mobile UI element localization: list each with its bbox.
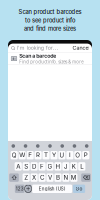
staticText: P [84, 152, 88, 159]
staticText: B [56, 174, 60, 181]
button[interactable]: N [62, 173, 70, 182]
button[interactable]: U [58, 151, 66, 159]
staticText: A [16, 163, 20, 170]
staticText: G [48, 163, 52, 170]
staticText: V [48, 174, 52, 181]
staticText: L [80, 163, 83, 170]
button[interactable]: Go [73, 185, 85, 193]
button[interactable]: Y [50, 151, 58, 159]
button[interactable]: V [46, 173, 54, 182]
button[interactable]: D [30, 162, 38, 171]
staticText: Z [24, 174, 28, 181]
staticText: K [72, 163, 76, 170]
staticText: I [69, 152, 71, 159]
staticText: I'm looking for... [17, 45, 59, 51]
staticText: X [32, 174, 36, 181]
staticText: Find product info, sizes & more [19, 59, 83, 65]
button[interactable]: A [15, 162, 22, 171]
staticText: C [40, 174, 44, 181]
button[interactable]: G [46, 162, 54, 171]
staticText: English (US) [39, 186, 66, 192]
button[interactable]: W [19, 151, 26, 159]
button[interactable]: I [66, 151, 74, 159]
button[interactable]: F [38, 162, 46, 171]
staticText: 123 [16, 186, 24, 192]
staticText: D [32, 163, 36, 170]
button[interactable]: English (US) [32, 185, 72, 193]
button[interactable]: ⌫ [81, 173, 91, 182]
staticText: to see product info [25, 17, 75, 24]
button[interactable]: S [23, 162, 30, 171]
button[interactable]: P [82, 151, 89, 159]
button[interactable]: L [78, 162, 85, 171]
button[interactable]: Scan a barcode [8, 53, 92, 65]
staticText: Q [12, 152, 17, 159]
staticText: S [24, 163, 28, 170]
button[interactable]: ⇧ [9, 173, 19, 182]
staticText: E [28, 152, 32, 159]
staticText: and find more sizes [24, 25, 76, 32]
button[interactable]: O [74, 151, 81, 159]
button[interactable]: C [38, 173, 46, 182]
staticText: W [19, 152, 25, 159]
button[interactable]: M [70, 173, 78, 182]
staticText: R [36, 152, 40, 159]
button[interactable]: ⊕ [25, 185, 31, 193]
button[interactable]: H [54, 162, 62, 171]
staticText: H [56, 163, 60, 170]
button[interactable]: Z [23, 173, 30, 182]
staticText: O [75, 152, 80, 159]
button[interactable]: K [70, 162, 78, 171]
staticText: Cancel [72, 45, 89, 51]
staticText: T [44, 152, 48, 159]
staticText: Y [52, 152, 56, 159]
staticText: Go [76, 186, 82, 192]
staticText: F [40, 163, 44, 170]
button[interactable]: J [62, 162, 70, 171]
button[interactable]: X [30, 173, 38, 182]
staticText: J [64, 163, 68, 170]
staticText: Scan a barcode [19, 53, 56, 59]
staticText: U [59, 152, 64, 159]
button[interactable]: Cancel [68, 45, 89, 51]
staticText: ⌫ [82, 174, 90, 181]
staticText: M [71, 174, 77, 181]
staticText: ⊕ [24, 185, 32, 192]
staticText: ⇧ [11, 174, 17, 181]
button[interactable]: B [54, 173, 62, 182]
button[interactable]: T [42, 151, 50, 159]
button[interactable]: R [34, 151, 42, 159]
staticText: N [63, 174, 68, 181]
staticText: Scan product barcodes [18, 8, 82, 15]
button[interactable]: 123 [15, 185, 24, 193]
button[interactable]: Q [11, 151, 18, 159]
button[interactable]: E [26, 151, 34, 159]
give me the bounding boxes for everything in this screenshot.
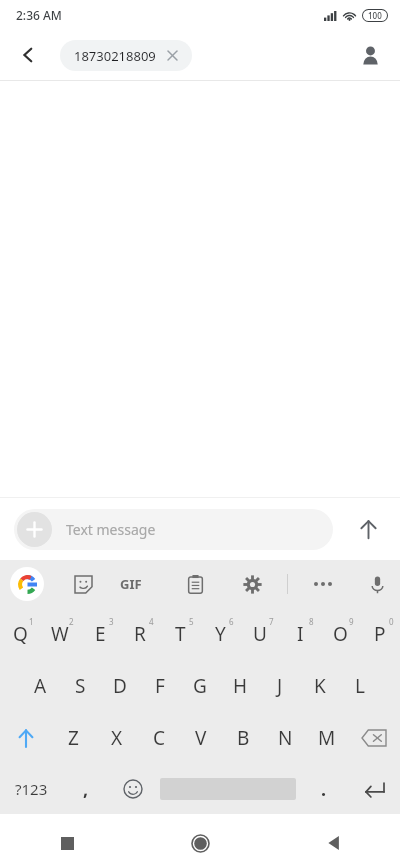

> **STATED PROBLEM**
Please copy out, word for word, the lines of the rows above from the line with "staticText: P [84, 152, 88, 159]" through the line with "button[interactable]: P [82, 151, 89, 159]", including both of those lines.

> **FULL OUTPUT**
staticText: P [84, 152, 88, 159]
staticText: B [56, 174, 60, 181]
button[interactable]: N [62, 173, 70, 182]
button[interactable]: U [58, 151, 66, 159]
staticText: A [16, 163, 20, 170]
staticText: G [48, 163, 52, 170]
staticText: V [48, 174, 52, 181]
staticText: L [80, 163, 83, 170]
button[interactable]: Go [73, 185, 85, 193]
button[interactable]: Y [50, 151, 58, 159]
button[interactable]: V [46, 173, 54, 182]
button[interactable]: D [30, 162, 38, 171]
staticText: Z [24, 174, 28, 181]
staticText: K [72, 163, 76, 170]
staticText: I [69, 152, 71, 159]
staticText: I'm looking for... [17, 45, 59, 51]
staticText: X [32, 174, 36, 181]
staticText: Find product info, sizes & more [19, 59, 83, 65]
button[interactable]: A [15, 162, 22, 171]
staticText: C [40, 174, 44, 181]
button[interactable]: G [46, 162, 54, 171]
staticText: English (US) [39, 186, 66, 192]
button[interactable]: W [19, 151, 26, 159]
button[interactable]: I [66, 151, 74, 159]
button[interactable]: F [38, 162, 46, 171]
staticText: 123 [16, 186, 24, 192]
staticText: D [32, 163, 36, 170]
button[interactable]: English (US) [32, 185, 72, 193]
button[interactable]: ⌫ [81, 173, 91, 182]
staticText: to see product info [25, 17, 75, 24]
button[interactable]: S [23, 162, 30, 171]
button[interactable]: P [82, 151, 89, 159]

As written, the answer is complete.